» **Set exercise**
Count the lines of the data below that contain the string "Command". Give only the number.

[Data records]
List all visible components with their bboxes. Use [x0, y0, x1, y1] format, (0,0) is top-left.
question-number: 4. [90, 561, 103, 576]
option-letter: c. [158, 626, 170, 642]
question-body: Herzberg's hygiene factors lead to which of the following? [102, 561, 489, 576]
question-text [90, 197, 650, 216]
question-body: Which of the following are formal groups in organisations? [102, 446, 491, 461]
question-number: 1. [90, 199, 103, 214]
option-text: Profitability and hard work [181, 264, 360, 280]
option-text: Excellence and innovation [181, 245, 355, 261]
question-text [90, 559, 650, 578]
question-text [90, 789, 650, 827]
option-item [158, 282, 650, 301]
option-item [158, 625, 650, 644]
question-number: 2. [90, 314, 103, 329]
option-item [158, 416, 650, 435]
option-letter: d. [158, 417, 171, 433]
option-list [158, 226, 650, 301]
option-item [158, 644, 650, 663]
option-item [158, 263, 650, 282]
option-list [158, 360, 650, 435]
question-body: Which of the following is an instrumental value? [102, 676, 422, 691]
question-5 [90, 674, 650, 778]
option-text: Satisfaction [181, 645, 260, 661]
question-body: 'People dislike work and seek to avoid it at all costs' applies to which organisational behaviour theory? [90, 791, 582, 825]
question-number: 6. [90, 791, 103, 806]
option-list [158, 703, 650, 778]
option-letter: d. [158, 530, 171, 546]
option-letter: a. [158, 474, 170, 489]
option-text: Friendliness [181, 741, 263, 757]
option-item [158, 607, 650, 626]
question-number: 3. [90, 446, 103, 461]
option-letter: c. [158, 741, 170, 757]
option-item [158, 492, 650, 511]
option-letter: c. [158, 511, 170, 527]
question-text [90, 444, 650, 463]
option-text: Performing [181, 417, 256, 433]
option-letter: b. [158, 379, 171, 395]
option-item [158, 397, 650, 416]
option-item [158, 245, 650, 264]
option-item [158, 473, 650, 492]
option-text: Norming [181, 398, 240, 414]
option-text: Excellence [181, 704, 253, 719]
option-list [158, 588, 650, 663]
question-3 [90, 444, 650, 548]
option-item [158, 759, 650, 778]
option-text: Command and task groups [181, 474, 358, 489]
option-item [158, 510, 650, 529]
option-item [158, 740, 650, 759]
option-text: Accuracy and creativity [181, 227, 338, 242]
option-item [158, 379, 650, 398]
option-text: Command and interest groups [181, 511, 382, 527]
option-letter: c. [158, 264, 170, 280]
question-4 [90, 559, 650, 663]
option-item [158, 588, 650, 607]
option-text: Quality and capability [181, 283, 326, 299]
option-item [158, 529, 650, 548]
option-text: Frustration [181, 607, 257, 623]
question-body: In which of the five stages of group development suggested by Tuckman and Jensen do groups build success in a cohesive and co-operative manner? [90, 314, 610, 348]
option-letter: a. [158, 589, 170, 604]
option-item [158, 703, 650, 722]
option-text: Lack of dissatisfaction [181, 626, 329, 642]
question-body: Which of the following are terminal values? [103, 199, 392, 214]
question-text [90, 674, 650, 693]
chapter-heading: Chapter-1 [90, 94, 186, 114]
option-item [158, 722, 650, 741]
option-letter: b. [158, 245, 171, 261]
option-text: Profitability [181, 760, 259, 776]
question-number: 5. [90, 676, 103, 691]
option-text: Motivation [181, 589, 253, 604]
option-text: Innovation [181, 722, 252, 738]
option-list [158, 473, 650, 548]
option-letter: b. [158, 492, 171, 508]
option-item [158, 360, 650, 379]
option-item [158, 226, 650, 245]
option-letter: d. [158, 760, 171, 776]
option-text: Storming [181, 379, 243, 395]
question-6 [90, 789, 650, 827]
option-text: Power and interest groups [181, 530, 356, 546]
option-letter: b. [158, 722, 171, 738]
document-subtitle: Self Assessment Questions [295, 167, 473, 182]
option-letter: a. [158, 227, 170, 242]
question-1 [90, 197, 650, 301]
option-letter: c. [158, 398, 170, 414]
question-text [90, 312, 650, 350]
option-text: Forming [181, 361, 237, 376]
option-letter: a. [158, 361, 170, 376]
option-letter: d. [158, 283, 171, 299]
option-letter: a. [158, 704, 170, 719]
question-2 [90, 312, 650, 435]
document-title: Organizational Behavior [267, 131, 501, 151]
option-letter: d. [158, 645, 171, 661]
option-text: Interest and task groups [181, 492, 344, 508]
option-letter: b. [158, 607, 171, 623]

» **Exercise response**
2